Copy the data precisely, character for character, and leave out every picture.

A run of records
○ ○ ○ ○ ○
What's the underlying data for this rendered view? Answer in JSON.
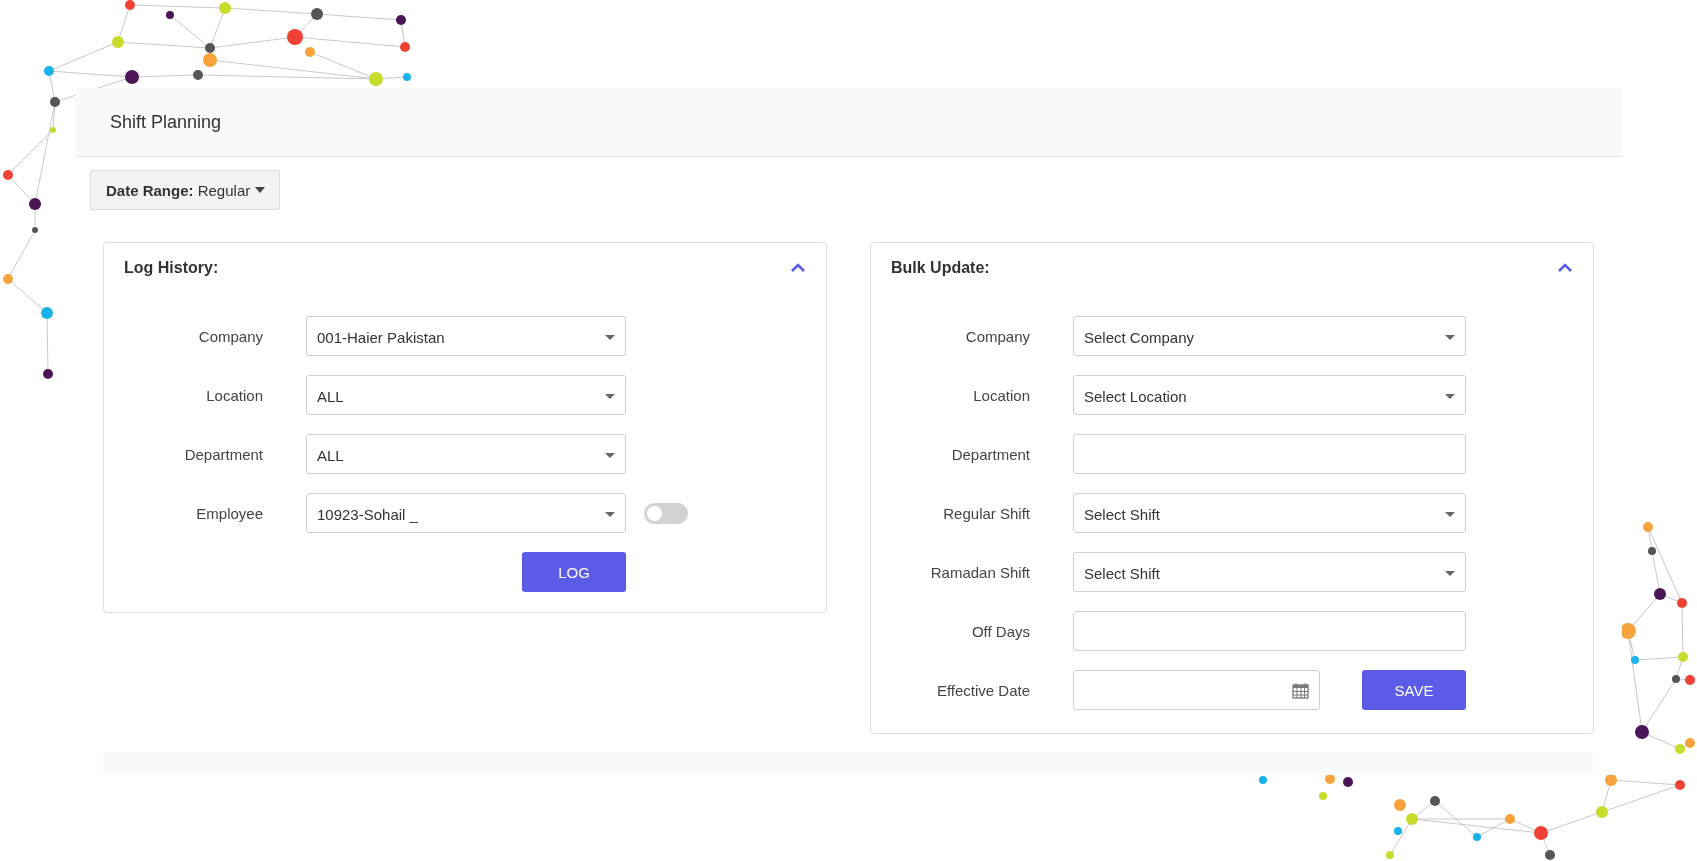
{
  "page": {
    "title": "Shift Planning"
  },
  "date_range": {
    "text": "**Date Range:** Regular"
  },
  "panels": [
    {
      "title": "Log History:",
      "expanded": true,
      "button": "LOG",
      "fields": [
        {
          "kind": "select",
          "label": "Company",
          "value": "001-Haier Pakistan"
        },
        {
          "kind": "select",
          "label": "Location",
          "value": "ALL"
        },
        {
          "kind": "select",
          "label": "Department",
          "value": "ALL"
        },
        {
          "kind": "select",
          "label": "Employee",
          "value": "10923-Sohail _",
          "toggle": {
            "on": false
          }
        }
      ]
    },
    {
      "title": "Bulk Update:",
      "expanded": true,
      "fields": [
        {
          "kind": "select",
          "label": "Company",
          "value": "Select Company"
        },
        {
          "kind": "select",
          "label": "Location",
          "value": "Select Location"
        },
        {
          "kind": "text",
          "label": "Department"
        },
        {
          "kind": "select",
          "label": "Regular Shift",
          "value": "Select Shift"
        },
        {
          "kind": "select",
          "label": "Ramadan Shift",
          "value": "Select Shift"
        },
        {
          "kind": "text",
          "label": "Off Days"
        },
        {
          "kind": "date",
          "label": "Effective Date",
          "button": "SAVE"
        }
      ]
    }
  ]
}
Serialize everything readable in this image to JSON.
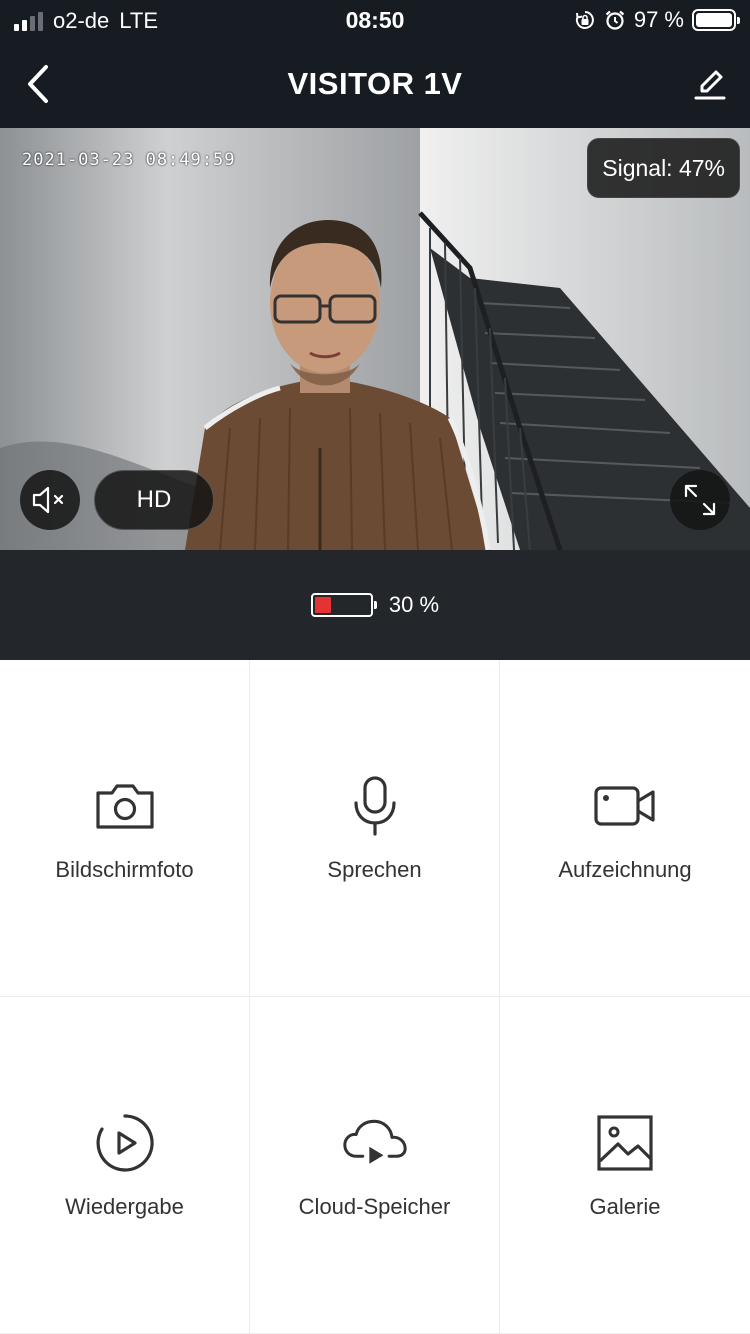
○ ○ ○ ○ ○
RESPONSE
What's the underlying data for this rendered view? Answer in JSON.
{
  "page": {
    "title": "Shift Planning"
  },
  "date_range": {
    "text": "**Date Range:** Regular"
  },
  "panels": [
    {
      "title": "Log History:",
      "expanded": true,
      "button": "LOG",
      "fields": [
        {
          "kind": "select",
          "label": "Company",
          "value": "001-Haier Pakistan"
        },
        {
          "kind": "select",
          "label": "Location",
          "value": "ALL"
        },
        {
          "kind": "select",
          "label": "Department",
          "value": "ALL"
        },
        {
          "kind": "select",
          "label": "Employee",
          "value": "10923-Sohail _",
          "toggle": {
            "on": false
          }
        }
      ]
    },
    {
      "title": "Bulk Update:",
      "expanded": true,
      "fields": [
        {
          "kind": "select",
          "label": "Company",
          "value": "Select Company"
        },
        {
          "kind": "select",
          "label": "Location",
          "value": "Select Location"
        },
        {
          "kind": "text",
          "label": "Department"
        },
        {
          "kind": "select",
          "label": "Regular Shift",
          "value": "Select Shift"
        },
        {
          "kind": "select",
          "label": "Ramadan Shift",
          "value": "Select Shift"
        },
        {
          "kind": "text",
          "label": "Off Days"
        },
        {
          "kind": "date",
          "label": "Effective Date",
          "button": "SAVE"
        }
      ]
    }
  ]
}
Serialize everything readable in this image to JSON.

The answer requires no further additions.